The lines to extract start at the one containing "Enumerate this screenshot's" and end with the last line; give them exactly and nothing more.

====

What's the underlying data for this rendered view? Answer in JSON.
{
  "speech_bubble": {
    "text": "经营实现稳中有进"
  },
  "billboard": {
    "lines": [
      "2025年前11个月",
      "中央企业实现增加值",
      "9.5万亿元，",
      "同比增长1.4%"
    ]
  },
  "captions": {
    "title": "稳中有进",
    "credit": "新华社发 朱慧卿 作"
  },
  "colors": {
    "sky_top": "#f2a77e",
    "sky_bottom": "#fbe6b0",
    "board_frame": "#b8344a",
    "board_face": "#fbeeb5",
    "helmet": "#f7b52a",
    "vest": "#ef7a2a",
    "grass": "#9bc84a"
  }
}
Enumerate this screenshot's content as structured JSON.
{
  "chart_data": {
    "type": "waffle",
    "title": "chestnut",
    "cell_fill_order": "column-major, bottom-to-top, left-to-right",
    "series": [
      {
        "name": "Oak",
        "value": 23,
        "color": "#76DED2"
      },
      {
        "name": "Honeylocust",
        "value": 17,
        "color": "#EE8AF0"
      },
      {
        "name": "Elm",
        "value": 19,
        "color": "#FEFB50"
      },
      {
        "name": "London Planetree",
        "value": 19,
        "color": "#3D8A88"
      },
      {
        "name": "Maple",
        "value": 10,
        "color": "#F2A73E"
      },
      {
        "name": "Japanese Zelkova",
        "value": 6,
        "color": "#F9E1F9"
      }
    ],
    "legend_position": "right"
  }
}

====

§ **THE RESPONSE**:
Enumerate this screenshot's content as structured JSON.
{
  "chart_data": {
    "type": "waffle",
    "title": "chestnut",
    "cell_fill_order": "column-major, bottom-to-top, left-to-right",
    "series": [
      {
        "name": "Oak",
        "value": 23,
        "color": "#76DED2"
      },
      {
        "name": "Honeylocust",
        "value": 17,
        "color": "#EE8AF0"
      },
      {
        "name": "Elm",
        "value": 19,
        "color": "#FEFB50"
      },
      {
        "name": "London Planetree",
        "value": 19,
        "color": "#3D8A88"
      },
      {
        "name": "Maple",
        "value": 10,
        "color": "#F2A73E"
      },
      {
        "name": "Japanese Zelkova",
        "value": 6,
        "color": "#F9E1F9"
      }
    ],
    "legend_position": "right"
  }
}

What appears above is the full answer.